Prompt: Pick out each line of the records that includes the string "反应后所得滤液中溶质的质量分数为", and copy it.

Saved entries:
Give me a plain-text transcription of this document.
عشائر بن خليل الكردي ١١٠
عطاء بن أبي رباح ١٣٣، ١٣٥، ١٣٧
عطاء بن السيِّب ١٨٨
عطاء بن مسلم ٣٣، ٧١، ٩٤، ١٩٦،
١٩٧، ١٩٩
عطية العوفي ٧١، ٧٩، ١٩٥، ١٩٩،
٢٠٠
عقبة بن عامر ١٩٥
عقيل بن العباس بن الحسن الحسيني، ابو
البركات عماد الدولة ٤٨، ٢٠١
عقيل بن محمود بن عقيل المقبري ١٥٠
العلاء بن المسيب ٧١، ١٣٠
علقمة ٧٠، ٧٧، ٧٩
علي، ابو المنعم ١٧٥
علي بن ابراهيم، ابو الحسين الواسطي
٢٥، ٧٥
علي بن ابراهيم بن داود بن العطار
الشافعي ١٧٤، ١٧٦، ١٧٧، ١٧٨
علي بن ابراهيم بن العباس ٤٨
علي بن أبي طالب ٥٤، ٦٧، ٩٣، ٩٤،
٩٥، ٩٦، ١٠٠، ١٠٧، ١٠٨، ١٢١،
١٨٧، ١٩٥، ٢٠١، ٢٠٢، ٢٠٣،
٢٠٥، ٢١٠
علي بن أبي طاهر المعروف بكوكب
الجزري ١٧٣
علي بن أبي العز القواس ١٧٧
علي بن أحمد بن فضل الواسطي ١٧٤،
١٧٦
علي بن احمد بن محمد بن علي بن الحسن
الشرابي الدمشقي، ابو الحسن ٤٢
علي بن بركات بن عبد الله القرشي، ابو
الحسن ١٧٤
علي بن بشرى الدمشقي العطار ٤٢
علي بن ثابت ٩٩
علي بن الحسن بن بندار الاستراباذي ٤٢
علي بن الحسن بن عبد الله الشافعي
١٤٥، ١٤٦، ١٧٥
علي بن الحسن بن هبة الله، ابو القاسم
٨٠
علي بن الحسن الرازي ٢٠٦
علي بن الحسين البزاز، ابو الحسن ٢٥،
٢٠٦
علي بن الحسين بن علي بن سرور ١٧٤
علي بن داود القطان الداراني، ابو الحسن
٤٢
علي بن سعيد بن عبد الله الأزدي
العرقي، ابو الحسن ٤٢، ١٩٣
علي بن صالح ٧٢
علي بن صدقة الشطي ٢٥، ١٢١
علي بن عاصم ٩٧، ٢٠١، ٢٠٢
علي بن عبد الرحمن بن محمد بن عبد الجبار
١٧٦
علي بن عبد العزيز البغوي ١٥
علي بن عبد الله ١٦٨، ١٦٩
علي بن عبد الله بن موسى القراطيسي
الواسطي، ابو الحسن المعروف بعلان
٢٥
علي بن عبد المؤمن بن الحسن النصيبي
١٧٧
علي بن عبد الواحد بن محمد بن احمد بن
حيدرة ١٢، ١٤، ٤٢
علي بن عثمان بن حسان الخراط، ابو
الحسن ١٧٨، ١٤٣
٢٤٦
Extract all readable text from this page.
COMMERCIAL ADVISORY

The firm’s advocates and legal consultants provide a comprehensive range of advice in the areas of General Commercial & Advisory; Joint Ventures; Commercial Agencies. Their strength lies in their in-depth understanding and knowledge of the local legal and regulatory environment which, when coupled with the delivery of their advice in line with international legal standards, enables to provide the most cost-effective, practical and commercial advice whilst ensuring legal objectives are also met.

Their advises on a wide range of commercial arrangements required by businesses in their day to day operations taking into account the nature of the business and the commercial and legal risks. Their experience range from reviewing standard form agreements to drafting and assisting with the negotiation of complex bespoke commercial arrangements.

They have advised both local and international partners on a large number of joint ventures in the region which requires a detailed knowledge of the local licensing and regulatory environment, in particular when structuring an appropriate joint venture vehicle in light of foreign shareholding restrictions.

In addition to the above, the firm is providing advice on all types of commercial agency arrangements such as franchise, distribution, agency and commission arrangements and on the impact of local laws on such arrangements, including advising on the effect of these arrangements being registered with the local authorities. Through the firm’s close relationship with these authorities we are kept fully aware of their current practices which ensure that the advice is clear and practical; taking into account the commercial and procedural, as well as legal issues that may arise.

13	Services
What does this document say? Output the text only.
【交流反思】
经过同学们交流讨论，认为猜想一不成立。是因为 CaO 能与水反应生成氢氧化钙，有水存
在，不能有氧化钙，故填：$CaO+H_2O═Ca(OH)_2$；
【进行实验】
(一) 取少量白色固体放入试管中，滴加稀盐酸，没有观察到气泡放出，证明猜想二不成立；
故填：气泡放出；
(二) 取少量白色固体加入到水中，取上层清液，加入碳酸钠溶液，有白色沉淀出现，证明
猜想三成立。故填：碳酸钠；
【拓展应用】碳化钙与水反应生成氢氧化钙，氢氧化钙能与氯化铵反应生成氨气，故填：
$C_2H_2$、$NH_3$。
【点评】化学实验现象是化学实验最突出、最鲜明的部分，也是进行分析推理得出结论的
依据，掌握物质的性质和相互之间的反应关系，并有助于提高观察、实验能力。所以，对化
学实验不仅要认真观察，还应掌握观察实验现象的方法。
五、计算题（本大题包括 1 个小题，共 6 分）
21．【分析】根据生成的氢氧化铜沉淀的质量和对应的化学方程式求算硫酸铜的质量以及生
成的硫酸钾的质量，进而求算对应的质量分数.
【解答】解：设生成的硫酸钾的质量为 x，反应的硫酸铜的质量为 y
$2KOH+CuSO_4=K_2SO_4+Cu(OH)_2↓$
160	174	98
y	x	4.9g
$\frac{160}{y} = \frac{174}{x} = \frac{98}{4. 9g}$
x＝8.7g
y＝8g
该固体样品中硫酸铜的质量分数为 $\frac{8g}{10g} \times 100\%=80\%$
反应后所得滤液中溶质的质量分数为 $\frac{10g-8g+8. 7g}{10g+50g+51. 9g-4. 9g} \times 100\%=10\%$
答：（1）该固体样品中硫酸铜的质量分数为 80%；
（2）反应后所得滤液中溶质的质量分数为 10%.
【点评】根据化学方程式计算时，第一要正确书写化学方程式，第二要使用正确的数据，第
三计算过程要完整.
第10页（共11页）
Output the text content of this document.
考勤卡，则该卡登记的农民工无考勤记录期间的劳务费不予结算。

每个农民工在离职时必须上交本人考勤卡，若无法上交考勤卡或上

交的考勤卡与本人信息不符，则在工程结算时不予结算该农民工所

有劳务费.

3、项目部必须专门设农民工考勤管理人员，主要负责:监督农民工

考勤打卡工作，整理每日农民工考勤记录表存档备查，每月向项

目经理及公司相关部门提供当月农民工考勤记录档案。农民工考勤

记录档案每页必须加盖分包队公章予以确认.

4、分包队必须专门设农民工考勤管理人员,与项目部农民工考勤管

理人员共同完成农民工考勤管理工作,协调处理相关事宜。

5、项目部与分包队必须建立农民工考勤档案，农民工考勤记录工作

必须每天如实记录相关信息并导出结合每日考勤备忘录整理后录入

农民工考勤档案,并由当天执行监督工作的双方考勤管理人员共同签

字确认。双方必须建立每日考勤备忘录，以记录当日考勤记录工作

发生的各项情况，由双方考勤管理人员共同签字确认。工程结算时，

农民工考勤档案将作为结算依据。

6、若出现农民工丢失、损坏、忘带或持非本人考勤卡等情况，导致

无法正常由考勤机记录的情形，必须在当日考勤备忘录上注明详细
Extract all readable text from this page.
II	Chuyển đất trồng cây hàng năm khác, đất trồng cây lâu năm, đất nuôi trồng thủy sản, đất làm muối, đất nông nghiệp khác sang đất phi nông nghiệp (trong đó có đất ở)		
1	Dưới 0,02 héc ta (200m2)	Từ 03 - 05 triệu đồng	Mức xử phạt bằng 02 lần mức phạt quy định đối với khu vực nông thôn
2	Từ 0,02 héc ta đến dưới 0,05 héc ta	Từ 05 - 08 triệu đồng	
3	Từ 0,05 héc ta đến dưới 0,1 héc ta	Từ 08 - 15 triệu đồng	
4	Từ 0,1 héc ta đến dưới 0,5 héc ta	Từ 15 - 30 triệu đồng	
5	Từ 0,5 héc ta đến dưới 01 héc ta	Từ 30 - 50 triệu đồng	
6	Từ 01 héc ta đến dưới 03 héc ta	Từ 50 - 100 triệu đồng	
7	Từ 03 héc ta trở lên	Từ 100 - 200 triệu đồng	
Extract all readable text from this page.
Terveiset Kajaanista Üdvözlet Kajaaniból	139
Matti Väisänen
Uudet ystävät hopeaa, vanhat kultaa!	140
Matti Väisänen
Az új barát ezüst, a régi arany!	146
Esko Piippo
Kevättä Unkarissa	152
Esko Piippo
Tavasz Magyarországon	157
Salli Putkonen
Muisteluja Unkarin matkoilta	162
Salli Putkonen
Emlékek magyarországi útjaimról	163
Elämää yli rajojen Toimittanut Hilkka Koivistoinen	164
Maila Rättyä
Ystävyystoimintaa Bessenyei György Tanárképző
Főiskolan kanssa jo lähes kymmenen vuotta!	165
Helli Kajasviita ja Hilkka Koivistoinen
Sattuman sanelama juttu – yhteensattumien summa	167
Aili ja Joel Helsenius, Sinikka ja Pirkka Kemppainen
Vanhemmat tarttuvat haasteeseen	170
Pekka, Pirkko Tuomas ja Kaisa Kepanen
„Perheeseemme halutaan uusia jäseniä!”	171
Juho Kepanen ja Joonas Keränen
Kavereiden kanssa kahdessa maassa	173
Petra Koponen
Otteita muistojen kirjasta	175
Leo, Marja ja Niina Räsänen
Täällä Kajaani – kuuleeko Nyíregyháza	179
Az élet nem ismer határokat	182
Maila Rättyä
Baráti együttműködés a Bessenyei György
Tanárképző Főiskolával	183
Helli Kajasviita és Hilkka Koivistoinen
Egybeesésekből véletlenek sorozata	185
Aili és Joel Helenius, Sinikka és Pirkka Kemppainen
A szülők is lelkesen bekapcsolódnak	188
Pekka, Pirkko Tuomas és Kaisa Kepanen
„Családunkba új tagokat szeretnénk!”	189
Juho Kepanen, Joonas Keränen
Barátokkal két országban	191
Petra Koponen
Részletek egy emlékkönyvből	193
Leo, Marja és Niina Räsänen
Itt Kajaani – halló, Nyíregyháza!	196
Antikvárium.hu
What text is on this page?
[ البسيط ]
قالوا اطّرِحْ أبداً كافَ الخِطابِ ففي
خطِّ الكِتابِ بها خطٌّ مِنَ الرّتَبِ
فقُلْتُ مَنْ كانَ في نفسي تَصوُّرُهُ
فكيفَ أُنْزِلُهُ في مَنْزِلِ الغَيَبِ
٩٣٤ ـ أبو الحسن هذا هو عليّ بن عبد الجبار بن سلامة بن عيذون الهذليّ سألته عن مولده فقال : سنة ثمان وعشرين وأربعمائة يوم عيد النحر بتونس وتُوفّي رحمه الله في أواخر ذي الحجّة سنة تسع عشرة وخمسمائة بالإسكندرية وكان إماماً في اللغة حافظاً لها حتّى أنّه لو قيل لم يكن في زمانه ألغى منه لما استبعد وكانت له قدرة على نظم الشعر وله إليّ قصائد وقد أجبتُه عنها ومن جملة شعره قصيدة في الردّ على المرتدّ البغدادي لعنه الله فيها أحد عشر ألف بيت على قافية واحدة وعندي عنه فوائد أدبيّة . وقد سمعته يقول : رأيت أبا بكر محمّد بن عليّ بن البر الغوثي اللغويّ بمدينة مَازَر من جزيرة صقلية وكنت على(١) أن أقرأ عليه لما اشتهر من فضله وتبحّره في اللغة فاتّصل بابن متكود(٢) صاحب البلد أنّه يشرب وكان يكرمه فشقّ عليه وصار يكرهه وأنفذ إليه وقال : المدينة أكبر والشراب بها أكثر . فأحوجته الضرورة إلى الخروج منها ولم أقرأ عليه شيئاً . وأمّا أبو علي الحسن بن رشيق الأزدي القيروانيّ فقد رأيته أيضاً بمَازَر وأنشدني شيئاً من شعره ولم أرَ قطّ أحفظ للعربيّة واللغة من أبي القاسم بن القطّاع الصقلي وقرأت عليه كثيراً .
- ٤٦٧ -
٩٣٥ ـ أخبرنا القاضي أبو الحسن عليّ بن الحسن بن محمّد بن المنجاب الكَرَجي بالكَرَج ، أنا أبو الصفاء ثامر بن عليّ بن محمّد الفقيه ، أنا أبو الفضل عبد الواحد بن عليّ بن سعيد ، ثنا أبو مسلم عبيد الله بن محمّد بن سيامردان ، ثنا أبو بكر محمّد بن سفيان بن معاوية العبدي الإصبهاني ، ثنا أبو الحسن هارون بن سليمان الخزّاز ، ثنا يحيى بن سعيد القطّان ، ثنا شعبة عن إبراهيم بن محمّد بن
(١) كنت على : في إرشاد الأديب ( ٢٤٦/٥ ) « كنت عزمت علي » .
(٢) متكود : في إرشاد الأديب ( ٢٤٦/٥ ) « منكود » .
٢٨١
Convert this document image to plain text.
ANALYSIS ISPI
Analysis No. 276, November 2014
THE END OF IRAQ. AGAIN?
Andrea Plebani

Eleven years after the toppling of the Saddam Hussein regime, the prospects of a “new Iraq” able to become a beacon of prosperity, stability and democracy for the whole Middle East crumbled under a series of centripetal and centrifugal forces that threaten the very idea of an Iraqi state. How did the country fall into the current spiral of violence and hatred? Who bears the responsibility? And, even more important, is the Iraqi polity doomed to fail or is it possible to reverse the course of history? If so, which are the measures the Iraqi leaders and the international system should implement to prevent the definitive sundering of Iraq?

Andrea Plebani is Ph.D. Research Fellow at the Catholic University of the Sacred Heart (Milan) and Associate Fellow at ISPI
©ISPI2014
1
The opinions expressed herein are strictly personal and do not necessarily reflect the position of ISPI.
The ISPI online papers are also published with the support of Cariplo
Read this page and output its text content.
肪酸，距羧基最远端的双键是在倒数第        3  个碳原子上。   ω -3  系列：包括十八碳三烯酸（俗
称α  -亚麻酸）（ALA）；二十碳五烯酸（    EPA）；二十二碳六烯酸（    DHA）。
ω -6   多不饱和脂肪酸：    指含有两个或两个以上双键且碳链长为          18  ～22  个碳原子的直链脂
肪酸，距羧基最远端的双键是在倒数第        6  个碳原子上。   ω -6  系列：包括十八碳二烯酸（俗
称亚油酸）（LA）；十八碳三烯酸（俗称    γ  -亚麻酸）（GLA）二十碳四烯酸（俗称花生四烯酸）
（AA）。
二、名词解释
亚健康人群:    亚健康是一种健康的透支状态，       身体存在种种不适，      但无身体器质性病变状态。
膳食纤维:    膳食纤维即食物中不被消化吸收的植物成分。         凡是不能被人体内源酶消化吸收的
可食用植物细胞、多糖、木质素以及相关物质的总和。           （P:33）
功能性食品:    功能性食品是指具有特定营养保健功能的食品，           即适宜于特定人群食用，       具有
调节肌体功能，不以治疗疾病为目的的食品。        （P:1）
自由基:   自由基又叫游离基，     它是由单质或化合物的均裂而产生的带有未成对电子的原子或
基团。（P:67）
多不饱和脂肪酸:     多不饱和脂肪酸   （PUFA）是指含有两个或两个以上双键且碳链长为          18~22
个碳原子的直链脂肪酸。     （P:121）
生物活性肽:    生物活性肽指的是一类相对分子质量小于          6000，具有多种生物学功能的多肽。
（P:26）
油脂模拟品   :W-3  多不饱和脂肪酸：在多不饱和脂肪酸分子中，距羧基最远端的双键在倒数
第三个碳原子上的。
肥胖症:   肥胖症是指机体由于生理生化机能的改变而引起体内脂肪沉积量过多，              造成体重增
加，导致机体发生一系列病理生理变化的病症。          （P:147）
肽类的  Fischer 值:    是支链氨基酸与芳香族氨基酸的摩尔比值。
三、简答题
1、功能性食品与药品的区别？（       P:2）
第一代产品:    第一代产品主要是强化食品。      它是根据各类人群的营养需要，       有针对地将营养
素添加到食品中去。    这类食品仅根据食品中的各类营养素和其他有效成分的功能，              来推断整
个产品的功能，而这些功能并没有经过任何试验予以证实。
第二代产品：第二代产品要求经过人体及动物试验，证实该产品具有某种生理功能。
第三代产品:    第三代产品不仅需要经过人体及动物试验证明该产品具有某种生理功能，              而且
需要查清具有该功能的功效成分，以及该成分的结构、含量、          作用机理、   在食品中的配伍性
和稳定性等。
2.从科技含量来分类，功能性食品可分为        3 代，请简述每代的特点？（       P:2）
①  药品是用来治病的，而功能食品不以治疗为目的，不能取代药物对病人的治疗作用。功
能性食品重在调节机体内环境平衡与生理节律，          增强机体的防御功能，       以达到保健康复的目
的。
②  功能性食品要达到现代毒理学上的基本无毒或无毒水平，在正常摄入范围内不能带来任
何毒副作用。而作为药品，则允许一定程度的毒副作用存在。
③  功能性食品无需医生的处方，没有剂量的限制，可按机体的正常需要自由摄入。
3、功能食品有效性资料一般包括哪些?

Exercise solution:
反应后所得滤液中溶质的质量分数为 $\frac{10g-8g+8. 7g}{10g+50g+51. 9g-4. 9g} \times 100\%=10\%$
（2）反应后所得滤液中溶质的质量分数为 10%.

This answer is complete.